* [What is being asked] Could you print all the entries exactly?

* [Information given]
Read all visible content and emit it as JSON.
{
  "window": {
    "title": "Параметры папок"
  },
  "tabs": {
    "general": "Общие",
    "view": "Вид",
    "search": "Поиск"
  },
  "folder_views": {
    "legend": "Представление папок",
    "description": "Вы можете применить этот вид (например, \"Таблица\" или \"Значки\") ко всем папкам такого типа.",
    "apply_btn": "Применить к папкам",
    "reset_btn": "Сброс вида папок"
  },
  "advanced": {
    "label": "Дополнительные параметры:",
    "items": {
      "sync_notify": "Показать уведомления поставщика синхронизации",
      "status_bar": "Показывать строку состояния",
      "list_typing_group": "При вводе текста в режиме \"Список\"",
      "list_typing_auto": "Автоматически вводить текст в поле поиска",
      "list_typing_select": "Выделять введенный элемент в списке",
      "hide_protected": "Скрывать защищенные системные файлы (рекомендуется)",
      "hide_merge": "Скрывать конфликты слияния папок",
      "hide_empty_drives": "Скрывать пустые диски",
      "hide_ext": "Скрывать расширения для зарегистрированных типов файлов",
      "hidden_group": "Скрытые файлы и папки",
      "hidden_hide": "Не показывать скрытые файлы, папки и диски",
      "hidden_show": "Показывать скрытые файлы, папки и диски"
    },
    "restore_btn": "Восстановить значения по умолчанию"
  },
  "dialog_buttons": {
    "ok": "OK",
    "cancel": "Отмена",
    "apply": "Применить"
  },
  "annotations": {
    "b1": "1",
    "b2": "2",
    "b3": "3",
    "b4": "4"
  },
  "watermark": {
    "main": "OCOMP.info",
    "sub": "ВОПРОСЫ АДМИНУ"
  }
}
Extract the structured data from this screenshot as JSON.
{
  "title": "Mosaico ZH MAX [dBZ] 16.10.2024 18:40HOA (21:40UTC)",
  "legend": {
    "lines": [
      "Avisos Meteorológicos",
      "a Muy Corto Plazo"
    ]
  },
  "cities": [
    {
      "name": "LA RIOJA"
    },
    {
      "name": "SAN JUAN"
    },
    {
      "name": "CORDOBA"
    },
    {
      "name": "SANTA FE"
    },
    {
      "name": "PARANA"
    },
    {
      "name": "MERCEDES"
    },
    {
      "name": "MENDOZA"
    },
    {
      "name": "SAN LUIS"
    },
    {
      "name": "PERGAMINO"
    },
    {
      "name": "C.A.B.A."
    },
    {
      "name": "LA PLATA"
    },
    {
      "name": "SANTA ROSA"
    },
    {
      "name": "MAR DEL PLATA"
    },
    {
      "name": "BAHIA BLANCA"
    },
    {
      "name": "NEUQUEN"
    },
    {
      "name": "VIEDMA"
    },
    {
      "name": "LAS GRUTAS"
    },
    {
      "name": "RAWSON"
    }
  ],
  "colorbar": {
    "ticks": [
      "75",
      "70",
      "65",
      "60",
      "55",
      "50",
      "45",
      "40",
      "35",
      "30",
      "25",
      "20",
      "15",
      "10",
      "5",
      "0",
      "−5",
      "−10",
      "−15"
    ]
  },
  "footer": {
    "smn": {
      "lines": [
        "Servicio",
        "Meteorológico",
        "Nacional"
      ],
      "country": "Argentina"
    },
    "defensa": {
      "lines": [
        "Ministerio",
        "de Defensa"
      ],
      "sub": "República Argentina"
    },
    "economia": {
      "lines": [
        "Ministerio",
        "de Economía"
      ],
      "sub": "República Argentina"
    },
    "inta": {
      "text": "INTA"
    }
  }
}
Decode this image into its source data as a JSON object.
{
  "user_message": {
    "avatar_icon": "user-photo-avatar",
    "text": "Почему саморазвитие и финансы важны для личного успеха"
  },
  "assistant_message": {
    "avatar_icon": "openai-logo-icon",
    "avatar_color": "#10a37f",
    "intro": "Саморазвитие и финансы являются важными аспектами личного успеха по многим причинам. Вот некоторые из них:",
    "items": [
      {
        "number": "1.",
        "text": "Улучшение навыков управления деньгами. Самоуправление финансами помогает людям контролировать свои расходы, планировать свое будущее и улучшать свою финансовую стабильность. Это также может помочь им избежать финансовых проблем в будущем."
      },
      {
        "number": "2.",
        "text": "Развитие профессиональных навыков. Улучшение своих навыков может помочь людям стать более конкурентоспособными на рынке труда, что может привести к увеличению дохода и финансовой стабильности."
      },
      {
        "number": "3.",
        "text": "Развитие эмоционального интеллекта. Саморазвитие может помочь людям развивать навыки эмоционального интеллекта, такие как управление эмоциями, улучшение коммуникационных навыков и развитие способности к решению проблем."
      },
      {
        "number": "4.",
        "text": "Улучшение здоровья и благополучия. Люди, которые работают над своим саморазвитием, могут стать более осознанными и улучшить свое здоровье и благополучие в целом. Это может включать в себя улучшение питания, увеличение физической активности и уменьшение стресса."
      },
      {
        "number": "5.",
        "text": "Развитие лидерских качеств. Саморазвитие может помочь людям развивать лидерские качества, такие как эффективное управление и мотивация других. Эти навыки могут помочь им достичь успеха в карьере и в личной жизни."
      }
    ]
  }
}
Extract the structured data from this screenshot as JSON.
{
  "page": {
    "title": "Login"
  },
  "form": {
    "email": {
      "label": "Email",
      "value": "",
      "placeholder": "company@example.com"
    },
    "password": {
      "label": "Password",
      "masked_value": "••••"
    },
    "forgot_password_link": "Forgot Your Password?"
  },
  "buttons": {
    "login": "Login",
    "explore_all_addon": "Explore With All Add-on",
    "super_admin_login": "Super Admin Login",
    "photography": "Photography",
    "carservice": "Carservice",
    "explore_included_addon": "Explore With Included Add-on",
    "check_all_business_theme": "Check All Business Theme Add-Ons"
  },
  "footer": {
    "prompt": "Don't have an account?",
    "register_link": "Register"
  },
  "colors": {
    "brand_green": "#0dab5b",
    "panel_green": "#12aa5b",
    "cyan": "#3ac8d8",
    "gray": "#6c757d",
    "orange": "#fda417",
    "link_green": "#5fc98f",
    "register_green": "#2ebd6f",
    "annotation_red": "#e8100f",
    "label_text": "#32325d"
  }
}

* [Task solution]
Read all visible content and emit it as JSON.
{
  "window": {
    "title": "Параметры папок"
  },
  "tabs": {
    "general": "Общие",
    "view": "Вид",
    "search": "Поиск"
  },
  "folder_views": {
    "legend": "Представление папок",
    "description": "Вы можете применить этот вид (например, \"Таблица\" или \"Значки\") ко всем папкам такого типа.",
    "apply_btn": "Применить к папкам",
    "reset_btn": "Сброс вида папок"
  },
  "advanced": {
    "label": "Дополнительные параметры:",
    "items": {
      "sync_notify": "Показать уведомления поставщика синхронизации",
      "status_bar": "Показывать строку состояния",
      "list_typing_group": "При вводе текста в режиме \"Список\"",
      "list_typing_auto": "Автоматически вводить текст в поле поиска",
      "list_typing_select": "Выделять введенный элемент в списке",
      "hide_protected": "Скрывать защищенные системные файлы (рекомендуется)",
      "hide_merge": "Скрывать конфликты слияния папок",
      "hide_empty_drives": "Скрывать пустые диски",
      "hide_ext": "Скрывать расширения для зарегистрированных типов файлов",
      "hidden_group": "Скрытые файлы и папки",
      "hidden_hide": "Не показывать скрытые файлы, папки и диски",
      "hidden_show": "Показывать скрытые файлы, папки и диски"
    },
    "restore_btn": "Восстановить значения по умолчанию"
  },
  "dialog_buttons": {
    "ok": "OK",
    "cancel": "Отмена",
    "apply": "Применить"
  },
  "annotations": {
    "b1": "1",
    "b2": "2",
    "b3": "3",
    "b4": "4"
  },
  "watermark": {
    "main": "OCOMP.info",
    "sub": "ВОПРОСЫ АДМИНУ"
  }
}
Extract the structured data from this screenshot as JSON.
{
  "title": "Mosaico ZH MAX [dBZ] 16.10.2024 18:40HOA (21:40UTC)",
  "legend": {
    "lines": [
      "Avisos Meteorológicos",
      "a Muy Corto Plazo"
    ]
  },
  "cities": [
    {
      "name": "LA RIOJA"
    },
    {
      "name": "SAN JUAN"
    },
    {
      "name": "CORDOBA"
    },
    {
      "name": "SANTA FE"
    },
    {
      "name": "PARANA"
    },
    {
      "name": "MERCEDES"
    },
    {
      "name": "MENDOZA"
    },
    {
      "name": "SAN LUIS"
    },
    {
      "name": "PERGAMINO"
    },
    {
      "name": "C.A.B.A."
    },
    {
      "name": "LA PLATA"
    },
    {
      "name": "SANTA ROSA"
    },
    {
      "name": "MAR DEL PLATA"
    },
    {
      "name": "BAHIA BLANCA"
    },
    {
      "name": "NEUQUEN"
    },
    {
      "name": "VIEDMA"
    },
    {
      "name": "LAS GRUTAS"
    },
    {
      "name": "RAWSON"
    }
  ],
  "colorbar": {
    "ticks": [
      "75",
      "70",
      "65",
      "60",
      "55",
      "50",
      "45",
      "40",
      "35",
      "30",
      "25",
      "20",
      "15",
      "10",
      "5",
      "0",
      "−5",
      "−10",
      "−15"
    ]
  },
  "footer": {
    "smn": {
      "lines": [
        "Servicio",
        "Meteorológico",
        "Nacional"
      ],
      "country": "Argentina"
    },
    "defensa": {
      "lines": [
        "Ministerio",
        "de Defensa"
      ],
      "sub": "República Argentina"
    },
    "economia": {
      "lines": [
        "Ministerio",
        "de Economía"
      ],
      "sub": "República Argentina"
    },
    "inta": {
      "text": "INTA"
    }
  }
}
Decode this image into its source data as a JSON object.
{
  "user_message": {
    "avatar_icon": "user-photo-avatar",
    "text": "Почему саморазвитие и финансы важны для личного успеха"
  },
  "assistant_message": {
    "avatar_icon": "openai-logo-icon",
    "avatar_color": "#10a37f",
    "intro": "Саморазвитие и финансы являются важными аспектами личного успеха по многим причинам. Вот некоторые из них:",
    "items": [
      {
        "number": "1.",
        "text": "Улучшение навыков управления деньгами. Самоуправление финансами помогает людям контролировать свои расходы, планировать свое будущее и улучшать свою финансовую стабильность. Это также может помочь им избежать финансовых проблем в будущем."
      },
      {
        "number": "2.",
        "text": "Развитие профессиональных навыков. Улучшение своих навыков может помочь людям стать более конкурентоспособными на рынке труда, что может привести к увеличению дохода и финансовой стабильности."
      },
      {
        "number": "3.",
        "text": "Развитие эмоционального интеллекта. Саморазвитие может помочь людям развивать навыки эмоционального интеллекта, такие как управление эмоциями, улучшение коммуникационных навыков и развитие способности к решению проблем."
      },
      {
        "number": "4.",
        "text": "Улучшение здоровья и благополучия. Люди, которые работают над своим саморазвитием, могут стать более осознанными и улучшить свое здоровье и благополучие в целом. Это может включать в себя улучшение питания, увеличение физической активности и уменьшение стресса."
      },
      {
        "number": "5.",
        "text": "Развитие лидерских качеств. Саморазвитие может помочь людям развивать лидерские качества, такие как эффективное управление и мотивация других. Эти навыки могут помочь им достичь успеха в карьере и в личной жизни."
      }
    ]
  }
}
Extract the structured data from this screenshot as JSON.
{
  "page": {
    "title": "Login"
  },
  "form": {
    "email": {
      "label": "Email",
      "value": "",
      "placeholder": "company@example.com"
    },
    "password": {
      "label": "Password",
      "masked_value": "••••"
    },
    "forgot_password_link": "Forgot Your Password?"
  },
  "buttons": {
    "login": "Login",
    "explore_all_addon": "Explore With All Add-on",
    "super_admin_login": "Super Admin Login",
    "photography": "Photography",
    "carservice": "Carservice",
    "explore_included_addon": "Explore With Included Add-on",
    "check_all_business_theme": "Check All Business Theme Add-Ons"
  },
  "footer": {
    "prompt": "Don't have an account?",
    "register_link": "Register"
  },
  "colors": {
    "brand_green": "#0dab5b",
    "panel_green": "#12aa5b",
    "cyan": "#3ac8d8",
    "gray": "#6c757d",
    "orange": "#fda417",
    "link_green": "#5fc98f",
    "register_green": "#2ebd6f",
    "annotation_red": "#e8100f",
    "label_text": "#32325d"
  }
}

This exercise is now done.